• _TASK DESCRIPTION_: Without changing a character, return the entries, but not the images they hold.

• _DATASET ENTRIES_:
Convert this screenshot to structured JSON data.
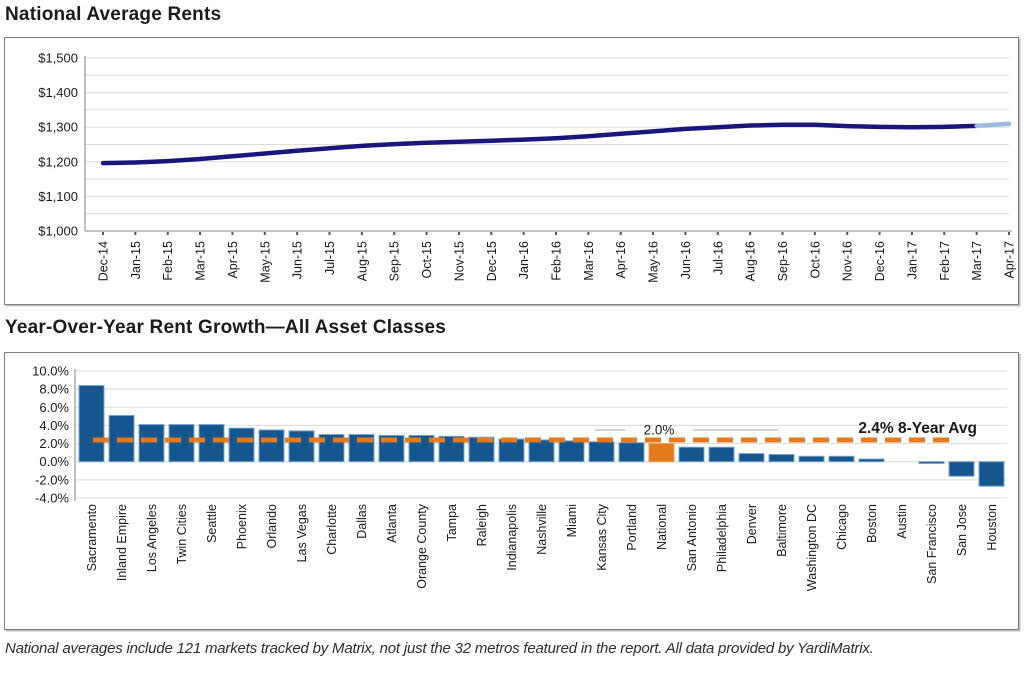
{
  "page": {
    "title1": "National Average Rents",
    "title2": "Year-Over-Year Rent Growth—All Asset Classes",
    "footnote": "National averages include 121 markets tracked by Matrix, not just the 32 metros featured in the report. All data provided by YardiMatrix."
  },
  "colors": {
    "grid": "#DCDCDC",
    "axis": "#808080",
    "tick": "#555555",
    "text": "#1A1A1A",
    "panel_border": "#7F7F7F",
    "callout_line": "#A6A6A6",
    "navy": "#1A177C",
    "navy_tail": "#9AB9DC",
    "bar_blue": "#15568F",
    "bar_stroke": "#7CA6D0",
    "orange": "#E4791D"
  },
  "chart_data": [
    {
      "type": "line",
      "title": "National Average Rents",
      "x": [
        "Dec-14",
        "Jan-15",
        "Feb-15",
        "Mar-15",
        "Apr-15",
        "May-15",
        "Jun-15",
        "Jul-15",
        "Aug-15",
        "Sep-15",
        "Oct-15",
        "Nov-15",
        "Dec-15",
        "Jan-16",
        "Feb-16",
        "Mar-16",
        "Apr-16",
        "May-16",
        "Jun-16",
        "Jul-16",
        "Aug-16",
        "Sep-16",
        "Oct-16",
        "Nov-16",
        "Dec-16",
        "Jan-17",
        "Feb-17",
        "Mar-17",
        "Apr-17"
      ],
      "values": [
        1196,
        1198,
        1202,
        1208,
        1216,
        1224,
        1232,
        1239,
        1246,
        1251,
        1255,
        1258,
        1261,
        1264,
        1268,
        1274,
        1281,
        1288,
        1295,
        1300,
        1305,
        1307,
        1307,
        1303,
        1301,
        1300,
        1301,
        1304,
        1310
      ],
      "ylabel": "",
      "xlabel": "",
      "ylim": [
        1000,
        1500
      ],
      "ytick_values": [
        1500,
        1400,
        1300,
        1200,
        1100,
        1000
      ],
      "ytick_labels": [
        "$1,500",
        "$1,400",
        "$1,300",
        "$1,200",
        "$1,100",
        "$1,000"
      ],
      "minor_grid_step": 50,
      "grid": true,
      "line_color": "#1A177C",
      "tail_color": "#9AB9DC",
      "tail_points": 1,
      "legend_position": "none"
    },
    {
      "type": "bar",
      "title": "Year-Over-Year Rent Growth—All Asset Classes",
      "categories": [
        "Sacramento",
        "Inland Empire",
        "Los Angeles",
        "Twin Cities",
        "Seattle",
        "Phoenix",
        "Orlando",
        "Las Vegas",
        "Charlotte",
        "Dallas",
        "Atlanta",
        "Orange County",
        "Tampa",
        "Raleigh",
        "Indianapolis",
        "Nashville",
        "Miami",
        "Kansas City",
        "Portland",
        "National",
        "San Antonio",
        "Philadelphia",
        "Denver",
        "Baltimore",
        "Washington DC",
        "Chicago",
        "Boston",
        "Austin",
        "San Francisco",
        "San Jose",
        "Houston"
      ],
      "values": [
        8.4,
        5.1,
        4.1,
        4.1,
        4.1,
        3.7,
        3.5,
        3.4,
        3.0,
        3.0,
        2.9,
        2.9,
        2.8,
        2.7,
        2.5,
        2.4,
        2.3,
        2.2,
        2.1,
        2.0,
        1.6,
        1.6,
        0.9,
        0.8,
        0.6,
        0.6,
        0.3,
        0.0,
        -0.2,
        -1.6,
        -2.7
      ],
      "ylim": [
        -4,
        10
      ],
      "ytick_values": [
        10,
        8,
        6,
        4,
        2,
        0,
        -2,
        -4
      ],
      "ytick_labels": [
        "10.0%",
        "8.0%",
        "6.0%",
        "4.0%",
        "2.0%",
        "0.0%",
        "-2.0%",
        "-4.0%"
      ],
      "grid": true,
      "bar_color": "#15568F",
      "bar_stroke": "#7CA6D0",
      "highlight_index": 19,
      "highlight_color": "#E4791D",
      "highlight_label": "2.0%",
      "avg_line": {
        "value": 2.4,
        "label": "2.4% 8-Year Avg",
        "color": "#E4791D"
      },
      "legend_position": "none"
    }
  ]
}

• _SOLUTION FOR THIS EXERCISE_:
Convert this screenshot to structured JSON data.
{
  "page": {
    "title1": "National Average Rents",
    "title2": "Year-Over-Year Rent Growth—All Asset Classes",
    "footnote": "National averages include 121 markets tracked by Matrix, not just the 32 metros featured in the report. All data provided by YardiMatrix."
  },
  "colors": {
    "grid": "#DCDCDC",
    "axis": "#808080",
    "tick": "#555555",
    "text": "#1A1A1A",
    "panel_border": "#7F7F7F",
    "callout_line": "#A6A6A6",
    "navy": "#1A177C",
    "navy_tail": "#9AB9DC",
    "bar_blue": "#15568F",
    "bar_stroke": "#7CA6D0",
    "orange": "#E4791D"
  },
  "chart_data": [
    {
      "type": "line",
      "title": "National Average Rents",
      "x": [
        "Dec-14",
        "Jan-15",
        "Feb-15",
        "Mar-15",
        "Apr-15",
        "May-15",
        "Jun-15",
        "Jul-15",
        "Aug-15",
        "Sep-15",
        "Oct-15",
        "Nov-15",
        "Dec-15",
        "Jan-16",
        "Feb-16",
        "Mar-16",
        "Apr-16",
        "May-16",
        "Jun-16",
        "Jul-16",
        "Aug-16",
        "Sep-16",
        "Oct-16",
        "Nov-16",
        "Dec-16",
        "Jan-17",
        "Feb-17",
        "Mar-17",
        "Apr-17"
      ],
      "values": [
        1196,
        1198,
        1202,
        1208,
        1216,
        1224,
        1232,
        1239,
        1246,
        1251,
        1255,
        1258,
        1261,
        1264,
        1268,
        1274,
        1281,
        1288,
        1295,
        1300,
        1305,
        1307,
        1307,
        1303,
        1301,
        1300,
        1301,
        1304,
        1310
      ],
      "ylabel": "",
      "xlabel": "",
      "ylim": [
        1000,
        1500
      ],
      "ytick_values": [
        1500,
        1400,
        1300,
        1200,
        1100,
        1000
      ],
      "ytick_labels": [
        "$1,500",
        "$1,400",
        "$1,300",
        "$1,200",
        "$1,100",
        "$1,000"
      ],
      "minor_grid_step": 50,
      "grid": true,
      "line_color": "#1A177C",
      "tail_color": "#9AB9DC",
      "tail_points": 1,
      "legend_position": "none"
    },
    {
      "type": "bar",
      "title": "Year-Over-Year Rent Growth—All Asset Classes",
      "categories": [
        "Sacramento",
        "Inland Empire",
        "Los Angeles",
        "Twin Cities",
        "Seattle",
        "Phoenix",
        "Orlando",
        "Las Vegas",
        "Charlotte",
        "Dallas",
        "Atlanta",
        "Orange County",
        "Tampa",
        "Raleigh",
        "Indianapolis",
        "Nashville",
        "Miami",
        "Kansas City",
        "Portland",
        "National",
        "San Antonio",
        "Philadelphia",
        "Denver",
        "Baltimore",
        "Washington DC",
        "Chicago",
        "Boston",
        "Austin",
        "San Francisco",
        "San Jose",
        "Houston"
      ],
      "values": [
        8.4,
        5.1,
        4.1,
        4.1,
        4.1,
        3.7,
        3.5,
        3.4,
        3.0,
        3.0,
        2.9,
        2.9,
        2.8,
        2.7,
        2.5,
        2.4,
        2.3,
        2.2,
        2.1,
        2.0,
        1.6,
        1.6,
        0.9,
        0.8,
        0.6,
        0.6,
        0.3,
        0.0,
        -0.2,
        -1.6,
        -2.7
      ],
      "ylim": [
        -4,
        10
      ],
      "ytick_values": [
        10,
        8,
        6,
        4,
        2,
        0,
        -2,
        -4
      ],
      "ytick_labels": [
        "10.0%",
        "8.0%",
        "6.0%",
        "4.0%",
        "2.0%",
        "0.0%",
        "-2.0%",
        "-4.0%"
      ],
      "grid": true,
      "bar_color": "#15568F",
      "bar_stroke": "#7CA6D0",
      "highlight_index": 19,
      "highlight_color": "#E4791D",
      "highlight_label": "2.0%",
      "avg_line": {
        "value": 2.4,
        "label": "2.4% 8-Year Avg",
        "color": "#E4791D"
      },
      "legend_position": "none"
    }
  ]
}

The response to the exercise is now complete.